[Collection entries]
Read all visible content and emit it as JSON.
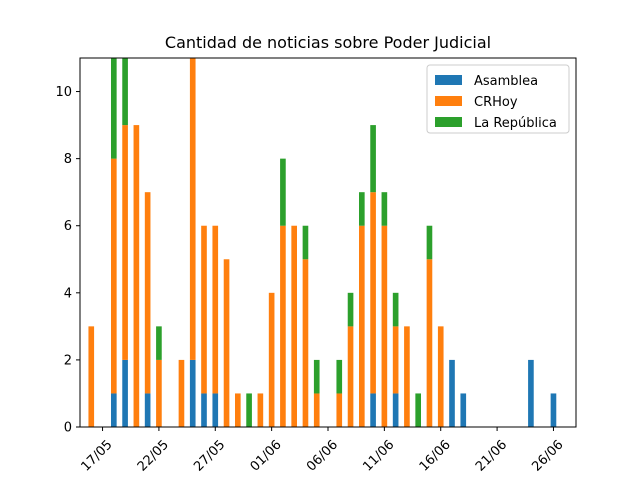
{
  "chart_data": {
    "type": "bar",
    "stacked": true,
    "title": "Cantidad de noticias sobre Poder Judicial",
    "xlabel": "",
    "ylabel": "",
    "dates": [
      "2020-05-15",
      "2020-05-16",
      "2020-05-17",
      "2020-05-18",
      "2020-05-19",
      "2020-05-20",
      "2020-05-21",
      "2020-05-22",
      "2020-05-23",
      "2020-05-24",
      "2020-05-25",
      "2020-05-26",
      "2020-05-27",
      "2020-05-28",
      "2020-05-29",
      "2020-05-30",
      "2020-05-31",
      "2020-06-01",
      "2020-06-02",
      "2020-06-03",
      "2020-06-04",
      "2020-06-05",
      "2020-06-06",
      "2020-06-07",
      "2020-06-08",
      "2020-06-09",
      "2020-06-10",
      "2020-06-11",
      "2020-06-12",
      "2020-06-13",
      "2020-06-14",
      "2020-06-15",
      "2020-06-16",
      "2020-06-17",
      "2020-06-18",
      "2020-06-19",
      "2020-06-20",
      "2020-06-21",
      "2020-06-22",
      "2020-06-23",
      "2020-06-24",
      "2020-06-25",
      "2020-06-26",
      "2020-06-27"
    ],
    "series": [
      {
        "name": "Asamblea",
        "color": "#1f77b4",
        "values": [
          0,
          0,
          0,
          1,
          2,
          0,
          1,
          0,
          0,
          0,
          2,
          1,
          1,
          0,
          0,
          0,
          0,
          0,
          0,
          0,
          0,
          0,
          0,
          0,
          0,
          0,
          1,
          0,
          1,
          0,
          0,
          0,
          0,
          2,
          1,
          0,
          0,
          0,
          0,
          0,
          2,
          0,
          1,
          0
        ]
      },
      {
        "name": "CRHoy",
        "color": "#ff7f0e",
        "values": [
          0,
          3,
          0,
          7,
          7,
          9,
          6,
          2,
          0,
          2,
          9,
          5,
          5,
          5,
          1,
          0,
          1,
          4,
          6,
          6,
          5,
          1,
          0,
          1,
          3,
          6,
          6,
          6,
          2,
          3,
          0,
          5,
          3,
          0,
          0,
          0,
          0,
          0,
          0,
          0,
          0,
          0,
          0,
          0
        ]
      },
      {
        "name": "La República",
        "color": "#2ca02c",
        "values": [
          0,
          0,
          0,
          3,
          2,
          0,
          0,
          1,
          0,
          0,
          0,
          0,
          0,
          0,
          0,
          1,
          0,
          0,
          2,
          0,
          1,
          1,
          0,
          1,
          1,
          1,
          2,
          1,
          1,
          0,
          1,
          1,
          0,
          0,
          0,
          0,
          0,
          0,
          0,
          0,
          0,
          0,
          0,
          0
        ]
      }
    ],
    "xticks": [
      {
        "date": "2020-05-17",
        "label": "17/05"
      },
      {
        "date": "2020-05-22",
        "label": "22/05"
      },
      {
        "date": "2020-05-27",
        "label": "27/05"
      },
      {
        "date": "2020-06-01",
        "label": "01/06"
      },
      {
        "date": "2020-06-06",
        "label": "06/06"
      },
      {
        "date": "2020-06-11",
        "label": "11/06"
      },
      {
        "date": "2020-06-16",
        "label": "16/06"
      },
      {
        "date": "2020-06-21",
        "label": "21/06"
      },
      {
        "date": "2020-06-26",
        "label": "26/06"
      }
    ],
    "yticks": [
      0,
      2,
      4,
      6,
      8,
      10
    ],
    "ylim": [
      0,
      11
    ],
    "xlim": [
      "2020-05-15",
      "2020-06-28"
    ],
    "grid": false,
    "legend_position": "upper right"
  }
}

→ GOAL
Reproduce the material in full, word for word, and omit the pictures.

→ SOLUTION FOR THIS TASK
Read all visible content and emit it as JSON.
{
  "chart_data": {
    "type": "bar",
    "stacked": true,
    "title": "Cantidad de noticias sobre Poder Judicial",
    "xlabel": "",
    "ylabel": "",
    "dates": [
      "2020-05-15",
      "2020-05-16",
      "2020-05-17",
      "2020-05-18",
      "2020-05-19",
      "2020-05-20",
      "2020-05-21",
      "2020-05-22",
      "2020-05-23",
      "2020-05-24",
      "2020-05-25",
      "2020-05-26",
      "2020-05-27",
      "2020-05-28",
      "2020-05-29",
      "2020-05-30",
      "2020-05-31",
      "2020-06-01",
      "2020-06-02",
      "2020-06-03",
      "2020-06-04",
      "2020-06-05",
      "2020-06-06",
      "2020-06-07",
      "2020-06-08",
      "2020-06-09",
      "2020-06-10",
      "2020-06-11",
      "2020-06-12",
      "2020-06-13",
      "2020-06-14",
      "2020-06-15",
      "2020-06-16",
      "2020-06-17",
      "2020-06-18",
      "2020-06-19",
      "2020-06-20",
      "2020-06-21",
      "2020-06-22",
      "2020-06-23",
      "2020-06-24",
      "2020-06-25",
      "2020-06-26",
      "2020-06-27"
    ],
    "series": [
      {
        "name": "Asamblea",
        "color": "#1f77b4",
        "values": [
          0,
          0,
          0,
          1,
          2,
          0,
          1,
          0,
          0,
          0,
          2,
          1,
          1,
          0,
          0,
          0,
          0,
          0,
          0,
          0,
          0,
          0,
          0,
          0,
          0,
          0,
          1,
          0,
          1,
          0,
          0,
          0,
          0,
          2,
          1,
          0,
          0,
          0,
          0,
          0,
          2,
          0,
          1,
          0
        ]
      },
      {
        "name": "CRHoy",
        "color": "#ff7f0e",
        "values": [
          0,
          3,
          0,
          7,
          7,
          9,
          6,
          2,
          0,
          2,
          9,
          5,
          5,
          5,
          1,
          0,
          1,
          4,
          6,
          6,
          5,
          1,
          0,
          1,
          3,
          6,
          6,
          6,
          2,
          3,
          0,
          5,
          3,
          0,
          0,
          0,
          0,
          0,
          0,
          0,
          0,
          0,
          0,
          0
        ]
      },
      {
        "name": "La República",
        "color": "#2ca02c",
        "values": [
          0,
          0,
          0,
          3,
          2,
          0,
          0,
          1,
          0,
          0,
          0,
          0,
          0,
          0,
          0,
          1,
          0,
          0,
          2,
          0,
          1,
          1,
          0,
          1,
          1,
          1,
          2,
          1,
          1,
          0,
          1,
          1,
          0,
          0,
          0,
          0,
          0,
          0,
          0,
          0,
          0,
          0,
          0,
          0
        ]
      }
    ],
    "xticks": [
      {
        "date": "2020-05-17",
        "label": "17/05"
      },
      {
        "date": "2020-05-22",
        "label": "22/05"
      },
      {
        "date": "2020-05-27",
        "label": "27/05"
      },
      {
        "date": "2020-06-01",
        "label": "01/06"
      },
      {
        "date": "2020-06-06",
        "label": "06/06"
      },
      {
        "date": "2020-06-11",
        "label": "11/06"
      },
      {
        "date": "2020-06-16",
        "label": "16/06"
      },
      {
        "date": "2020-06-21",
        "label": "21/06"
      },
      {
        "date": "2020-06-26",
        "label": "26/06"
      }
    ],
    "yticks": [
      0,
      2,
      4,
      6,
      8,
      10
    ],
    "ylim": [
      0,
      11
    ],
    "xlim": [
      "2020-05-15",
      "2020-06-28"
    ],
    "grid": false,
    "legend_position": "upper right"
  }
}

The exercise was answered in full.